Data supplied
──────────

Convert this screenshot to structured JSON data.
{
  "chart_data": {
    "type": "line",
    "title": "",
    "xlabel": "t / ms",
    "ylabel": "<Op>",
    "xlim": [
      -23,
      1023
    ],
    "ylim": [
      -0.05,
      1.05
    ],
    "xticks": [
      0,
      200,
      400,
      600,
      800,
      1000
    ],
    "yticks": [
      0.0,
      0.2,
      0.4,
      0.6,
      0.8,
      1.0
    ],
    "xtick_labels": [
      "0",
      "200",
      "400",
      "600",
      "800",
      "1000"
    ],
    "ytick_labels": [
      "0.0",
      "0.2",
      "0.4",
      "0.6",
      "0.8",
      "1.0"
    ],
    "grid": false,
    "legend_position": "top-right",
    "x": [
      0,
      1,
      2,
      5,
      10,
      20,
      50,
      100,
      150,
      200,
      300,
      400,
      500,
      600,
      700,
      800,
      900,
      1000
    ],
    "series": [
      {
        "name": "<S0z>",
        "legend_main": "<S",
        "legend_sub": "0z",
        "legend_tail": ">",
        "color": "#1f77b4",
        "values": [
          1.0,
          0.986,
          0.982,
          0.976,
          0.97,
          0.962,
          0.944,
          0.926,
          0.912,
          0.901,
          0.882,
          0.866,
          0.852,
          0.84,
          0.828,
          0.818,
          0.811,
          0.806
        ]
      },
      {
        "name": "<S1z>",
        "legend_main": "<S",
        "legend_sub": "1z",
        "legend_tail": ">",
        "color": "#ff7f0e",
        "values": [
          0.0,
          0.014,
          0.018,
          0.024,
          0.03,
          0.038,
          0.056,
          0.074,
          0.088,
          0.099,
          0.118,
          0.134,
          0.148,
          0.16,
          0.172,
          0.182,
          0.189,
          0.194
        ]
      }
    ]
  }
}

──────────

What to produce
Extract the full listing above without altering anything.

Result for this task
Convert this screenshot to structured JSON data.
{
  "chart_data": {
    "type": "line",
    "title": "",
    "xlabel": "t / ms",
    "ylabel": "<Op>",
    "xlim": [
      -23,
      1023
    ],
    "ylim": [
      -0.05,
      1.05
    ],
    "xticks": [
      0,
      200,
      400,
      600,
      800,
      1000
    ],
    "yticks": [
      0.0,
      0.2,
      0.4,
      0.6,
      0.8,
      1.0
    ],
    "xtick_labels": [
      "0",
      "200",
      "400",
      "600",
      "800",
      "1000"
    ],
    "ytick_labels": [
      "0.0",
      "0.2",
      "0.4",
      "0.6",
      "0.8",
      "1.0"
    ],
    "grid": false,
    "legend_position": "top-right",
    "x": [
      0,
      1,
      2,
      5,
      10,
      20,
      50,
      100,
      150,
      200,
      300,
      400,
      500,
      600,
      700,
      800,
      900,
      1000
    ],
    "series": [
      {
        "name": "<S0z>",
        "legend_main": "<S",
        "legend_sub": "0z",
        "legend_tail": ">",
        "color": "#1f77b4",
        "values": [
          1.0,
          0.986,
          0.982,
          0.976,
          0.97,
          0.962,
          0.944,
          0.926,
          0.912,
          0.901,
          0.882,
          0.866,
          0.852,
          0.84,
          0.828,
          0.818,
          0.811,
          0.806
        ]
      },
      {
        "name": "<S1z>",
        "legend_main": "<S",
        "legend_sub": "1z",
        "legend_tail": ">",
        "color": "#ff7f0e",
        "values": [
          0.0,
          0.014,
          0.018,
          0.024,
          0.03,
          0.038,
          0.056,
          0.074,
          0.088,
          0.099,
          0.118,
          0.134,
          0.148,
          0.16,
          0.172,
          0.182,
          0.189,
          0.194
        ]
      }
    ]
  }
}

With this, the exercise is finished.